Start of SUPPLIED DATA

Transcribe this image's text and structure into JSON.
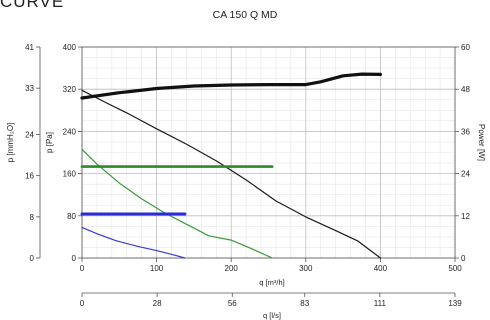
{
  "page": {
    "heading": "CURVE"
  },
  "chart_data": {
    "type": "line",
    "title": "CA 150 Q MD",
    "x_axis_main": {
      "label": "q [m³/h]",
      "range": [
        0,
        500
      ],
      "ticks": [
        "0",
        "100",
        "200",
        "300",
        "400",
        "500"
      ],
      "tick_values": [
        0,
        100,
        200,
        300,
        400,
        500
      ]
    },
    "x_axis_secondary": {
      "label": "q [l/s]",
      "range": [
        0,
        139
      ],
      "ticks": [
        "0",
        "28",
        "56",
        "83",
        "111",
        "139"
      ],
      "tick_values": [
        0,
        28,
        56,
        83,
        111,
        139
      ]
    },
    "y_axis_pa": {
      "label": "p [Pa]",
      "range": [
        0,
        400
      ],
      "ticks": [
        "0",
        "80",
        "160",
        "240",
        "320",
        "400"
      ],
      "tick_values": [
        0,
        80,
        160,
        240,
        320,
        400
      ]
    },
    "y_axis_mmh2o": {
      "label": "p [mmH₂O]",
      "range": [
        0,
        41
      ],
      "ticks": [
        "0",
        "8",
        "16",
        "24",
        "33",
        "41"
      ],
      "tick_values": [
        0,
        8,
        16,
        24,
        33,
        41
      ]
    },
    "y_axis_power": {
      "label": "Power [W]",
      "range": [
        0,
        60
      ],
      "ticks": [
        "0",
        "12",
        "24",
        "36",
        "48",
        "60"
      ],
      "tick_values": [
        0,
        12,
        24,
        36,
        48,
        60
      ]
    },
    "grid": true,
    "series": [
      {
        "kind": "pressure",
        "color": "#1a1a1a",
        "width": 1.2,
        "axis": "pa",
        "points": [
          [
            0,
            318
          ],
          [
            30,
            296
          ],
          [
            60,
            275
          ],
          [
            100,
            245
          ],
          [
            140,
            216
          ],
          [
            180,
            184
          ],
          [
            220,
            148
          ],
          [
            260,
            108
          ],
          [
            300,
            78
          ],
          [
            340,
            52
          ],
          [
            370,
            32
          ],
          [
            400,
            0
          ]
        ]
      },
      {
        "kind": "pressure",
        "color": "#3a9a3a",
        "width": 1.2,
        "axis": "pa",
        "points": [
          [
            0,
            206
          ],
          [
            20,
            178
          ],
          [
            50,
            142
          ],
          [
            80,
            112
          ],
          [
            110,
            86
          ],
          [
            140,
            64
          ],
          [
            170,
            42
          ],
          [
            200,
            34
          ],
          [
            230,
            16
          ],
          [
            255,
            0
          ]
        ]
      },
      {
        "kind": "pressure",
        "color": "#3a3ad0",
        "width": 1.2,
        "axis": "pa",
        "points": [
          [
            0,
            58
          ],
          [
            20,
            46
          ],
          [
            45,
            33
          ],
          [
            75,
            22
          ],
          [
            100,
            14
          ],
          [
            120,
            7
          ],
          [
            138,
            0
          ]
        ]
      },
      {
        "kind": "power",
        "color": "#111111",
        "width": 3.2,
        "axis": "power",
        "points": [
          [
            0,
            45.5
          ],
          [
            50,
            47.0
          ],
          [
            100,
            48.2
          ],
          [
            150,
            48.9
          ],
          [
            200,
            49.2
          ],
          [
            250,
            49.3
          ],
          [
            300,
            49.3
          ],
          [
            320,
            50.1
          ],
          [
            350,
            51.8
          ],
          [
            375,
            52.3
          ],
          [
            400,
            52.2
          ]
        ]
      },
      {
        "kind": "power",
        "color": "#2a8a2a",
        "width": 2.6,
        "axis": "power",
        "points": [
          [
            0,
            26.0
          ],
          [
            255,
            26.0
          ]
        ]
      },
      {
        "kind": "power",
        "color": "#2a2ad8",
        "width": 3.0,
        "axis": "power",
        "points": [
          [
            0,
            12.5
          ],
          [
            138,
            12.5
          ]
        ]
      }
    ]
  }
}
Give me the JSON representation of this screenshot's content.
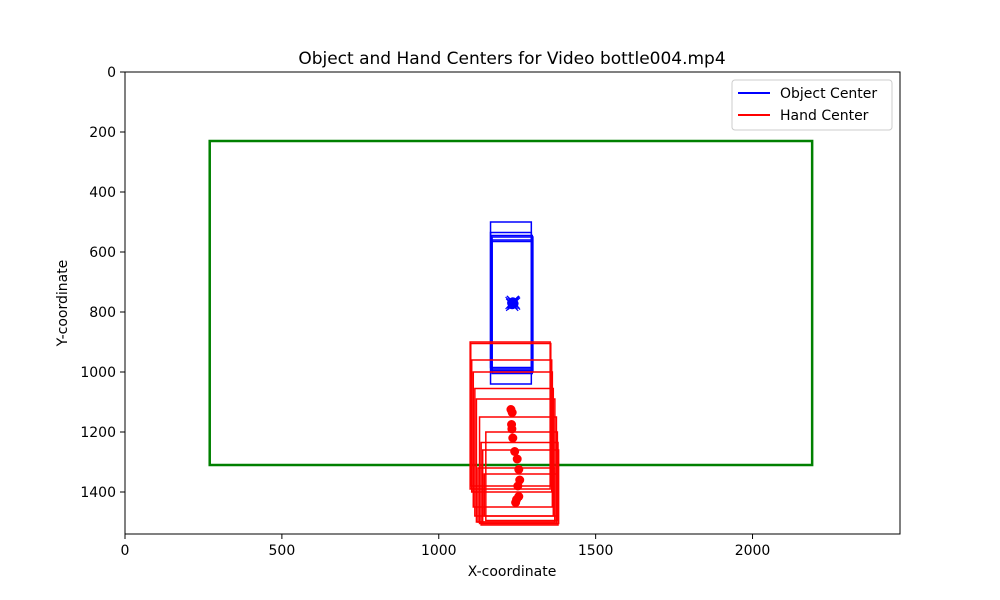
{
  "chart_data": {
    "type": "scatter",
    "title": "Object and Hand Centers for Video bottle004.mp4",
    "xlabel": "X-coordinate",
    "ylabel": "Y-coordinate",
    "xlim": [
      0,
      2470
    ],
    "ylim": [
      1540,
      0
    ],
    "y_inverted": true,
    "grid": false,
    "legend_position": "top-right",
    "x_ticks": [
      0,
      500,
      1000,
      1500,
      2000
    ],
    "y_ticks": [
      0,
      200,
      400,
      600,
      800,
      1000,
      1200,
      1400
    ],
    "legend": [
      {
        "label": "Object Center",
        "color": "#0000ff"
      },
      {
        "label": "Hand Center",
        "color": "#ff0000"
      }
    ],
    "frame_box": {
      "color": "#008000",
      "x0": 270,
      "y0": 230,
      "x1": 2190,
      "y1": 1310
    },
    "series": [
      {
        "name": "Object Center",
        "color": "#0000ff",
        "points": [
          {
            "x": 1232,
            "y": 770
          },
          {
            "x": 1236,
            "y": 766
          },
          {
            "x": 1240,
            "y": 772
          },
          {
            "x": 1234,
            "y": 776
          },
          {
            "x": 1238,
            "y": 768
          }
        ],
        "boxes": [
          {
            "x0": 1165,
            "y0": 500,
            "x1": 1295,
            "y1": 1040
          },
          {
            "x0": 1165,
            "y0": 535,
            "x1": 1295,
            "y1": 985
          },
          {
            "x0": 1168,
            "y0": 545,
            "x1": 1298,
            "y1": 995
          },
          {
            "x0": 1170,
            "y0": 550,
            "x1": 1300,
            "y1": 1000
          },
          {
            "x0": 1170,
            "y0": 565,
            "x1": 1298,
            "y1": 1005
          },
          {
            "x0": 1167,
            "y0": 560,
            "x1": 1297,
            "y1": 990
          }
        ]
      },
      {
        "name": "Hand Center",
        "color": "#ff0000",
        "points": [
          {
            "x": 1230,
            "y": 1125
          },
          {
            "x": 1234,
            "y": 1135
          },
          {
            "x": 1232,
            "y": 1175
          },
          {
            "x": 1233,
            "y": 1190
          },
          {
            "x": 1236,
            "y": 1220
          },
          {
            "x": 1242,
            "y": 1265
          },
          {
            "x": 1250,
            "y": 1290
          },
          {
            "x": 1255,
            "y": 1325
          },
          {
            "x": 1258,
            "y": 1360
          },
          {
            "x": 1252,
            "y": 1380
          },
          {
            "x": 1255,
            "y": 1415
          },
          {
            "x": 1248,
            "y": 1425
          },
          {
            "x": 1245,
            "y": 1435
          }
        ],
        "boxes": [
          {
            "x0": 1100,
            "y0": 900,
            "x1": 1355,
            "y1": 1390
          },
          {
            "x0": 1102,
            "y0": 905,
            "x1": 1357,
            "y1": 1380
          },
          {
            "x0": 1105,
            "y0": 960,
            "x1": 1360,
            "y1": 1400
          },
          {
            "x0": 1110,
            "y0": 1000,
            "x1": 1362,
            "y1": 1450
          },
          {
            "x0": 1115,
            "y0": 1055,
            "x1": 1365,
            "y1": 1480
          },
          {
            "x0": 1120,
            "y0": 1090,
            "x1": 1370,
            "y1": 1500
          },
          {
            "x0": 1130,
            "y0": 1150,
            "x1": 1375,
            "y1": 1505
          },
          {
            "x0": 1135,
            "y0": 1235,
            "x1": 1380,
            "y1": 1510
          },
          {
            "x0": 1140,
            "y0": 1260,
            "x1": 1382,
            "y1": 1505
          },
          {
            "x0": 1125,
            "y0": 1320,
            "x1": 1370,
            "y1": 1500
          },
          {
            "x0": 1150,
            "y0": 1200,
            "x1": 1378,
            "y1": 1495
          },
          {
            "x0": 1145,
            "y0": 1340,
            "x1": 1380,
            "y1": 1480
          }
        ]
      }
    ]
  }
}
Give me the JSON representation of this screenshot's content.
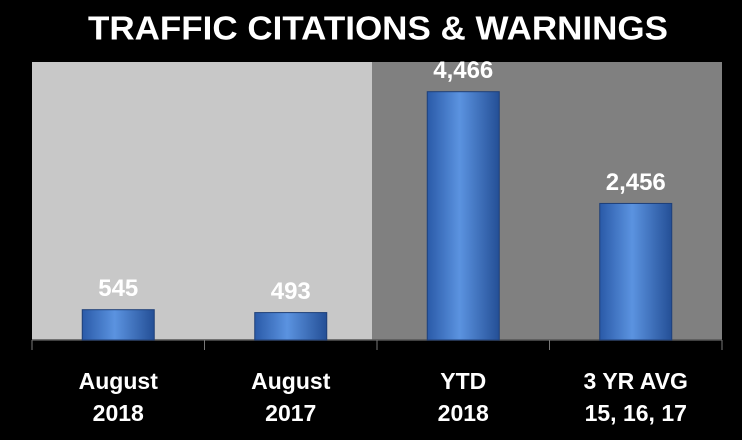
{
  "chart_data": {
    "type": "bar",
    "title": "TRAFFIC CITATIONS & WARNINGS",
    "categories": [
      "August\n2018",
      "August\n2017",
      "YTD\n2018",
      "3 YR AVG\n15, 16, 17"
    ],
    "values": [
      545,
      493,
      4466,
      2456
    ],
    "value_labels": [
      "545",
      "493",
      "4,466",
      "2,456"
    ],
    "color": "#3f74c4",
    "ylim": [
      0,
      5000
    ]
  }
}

End of SUPPLIED DATA

▶ _STATED TASK_: Wherever a line in the data above holds "Hand", copy that line.

▶ _EXERCISE RESULT_:
    "title": "Object and Hand Centers for Video bottle004.mp4",
        "label": "Hand Center",
        "name": "Hand Center",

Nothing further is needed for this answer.